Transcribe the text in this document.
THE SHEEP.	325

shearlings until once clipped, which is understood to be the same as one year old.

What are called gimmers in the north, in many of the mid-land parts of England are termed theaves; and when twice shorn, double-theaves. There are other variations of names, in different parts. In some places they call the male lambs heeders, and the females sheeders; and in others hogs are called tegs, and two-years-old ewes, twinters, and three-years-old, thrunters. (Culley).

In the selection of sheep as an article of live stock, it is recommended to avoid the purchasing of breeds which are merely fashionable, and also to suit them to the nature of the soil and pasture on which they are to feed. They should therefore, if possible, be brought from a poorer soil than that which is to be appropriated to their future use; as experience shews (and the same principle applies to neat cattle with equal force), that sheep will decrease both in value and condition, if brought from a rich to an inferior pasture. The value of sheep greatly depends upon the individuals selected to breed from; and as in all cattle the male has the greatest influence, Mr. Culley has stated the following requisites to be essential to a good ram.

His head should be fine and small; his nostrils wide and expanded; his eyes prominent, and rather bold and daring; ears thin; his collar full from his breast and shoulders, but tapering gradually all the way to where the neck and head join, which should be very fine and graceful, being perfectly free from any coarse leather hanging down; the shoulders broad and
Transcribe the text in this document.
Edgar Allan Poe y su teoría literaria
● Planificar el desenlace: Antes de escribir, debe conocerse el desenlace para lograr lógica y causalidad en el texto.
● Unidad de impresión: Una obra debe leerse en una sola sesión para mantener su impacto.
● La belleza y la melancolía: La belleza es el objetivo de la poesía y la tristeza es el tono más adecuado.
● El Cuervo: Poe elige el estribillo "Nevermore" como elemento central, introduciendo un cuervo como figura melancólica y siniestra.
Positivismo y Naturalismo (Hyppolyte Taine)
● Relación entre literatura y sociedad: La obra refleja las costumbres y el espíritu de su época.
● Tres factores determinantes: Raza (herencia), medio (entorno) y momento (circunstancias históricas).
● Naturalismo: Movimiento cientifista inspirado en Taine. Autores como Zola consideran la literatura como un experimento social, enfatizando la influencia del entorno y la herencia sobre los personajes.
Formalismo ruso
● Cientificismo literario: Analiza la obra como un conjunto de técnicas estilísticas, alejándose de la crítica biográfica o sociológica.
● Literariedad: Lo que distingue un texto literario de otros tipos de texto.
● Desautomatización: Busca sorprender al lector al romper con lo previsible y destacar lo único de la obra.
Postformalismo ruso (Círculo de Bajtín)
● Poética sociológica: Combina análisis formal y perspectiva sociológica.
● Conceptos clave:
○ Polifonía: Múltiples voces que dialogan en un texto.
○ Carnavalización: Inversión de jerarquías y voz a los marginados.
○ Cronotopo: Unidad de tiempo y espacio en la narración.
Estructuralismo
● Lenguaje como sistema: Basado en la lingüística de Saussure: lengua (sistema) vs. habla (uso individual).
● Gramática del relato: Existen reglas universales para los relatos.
******
EXERCISE INSTRUCTIONS: Find every line with the word "como" and state how many there are, with no other words.

THE SOLUTION: 4